━━━ Input

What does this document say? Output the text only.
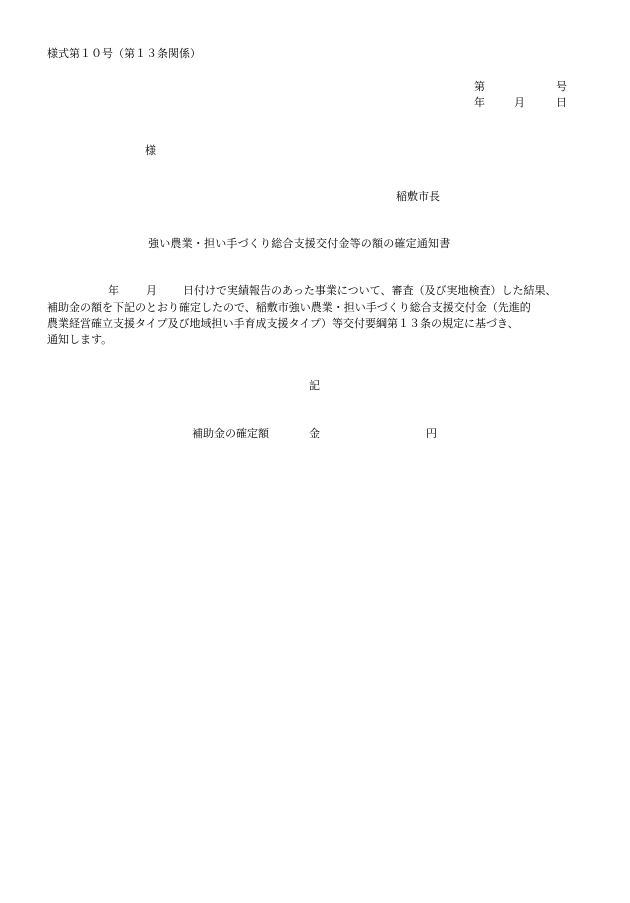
様式第１０号（第１３条関係）
第	号
年	月	日
様
稲敷市長
強い農業・担い手づくり総合支援交付金等の額の確定通知書
年 月 日付けで実績報告のあった事業について、審査（及び実地検査）した結果、
補助金の額を下記のとおり確定したので、稲敷市強い農業・担い手づくり総合支援交付金（先進的
農業経営確立支援タイプ及び地域担い手育成支援タイプ）等交付要綱第１３条の規定に基づき、
通知します。
記
補助金の確定額	金	円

━━━━━━

* _What is being asked_:
With the pictures omitted, reproduce the records in full and exactly.

* _Response to this exercise_:
What does this document say? Output the text only.
様式第１０号（第１３条関係）
第	号
年	月	日
様
稲敷市長
強い農業・担い手づくり総合支援交付金等の額の確定通知書
年 月 日付けで実績報告のあった事業について、審査（及び実地検査）した結果、
補助金の額を下記のとおり確定したので、稲敷市強い農業・担い手づくり総合支援交付金（先進的
農業経営確立支援タイプ及び地域担い手育成支援タイプ）等交付要綱第１３条の規定に基づき、
通知します。
記
補助金の確定額	金	円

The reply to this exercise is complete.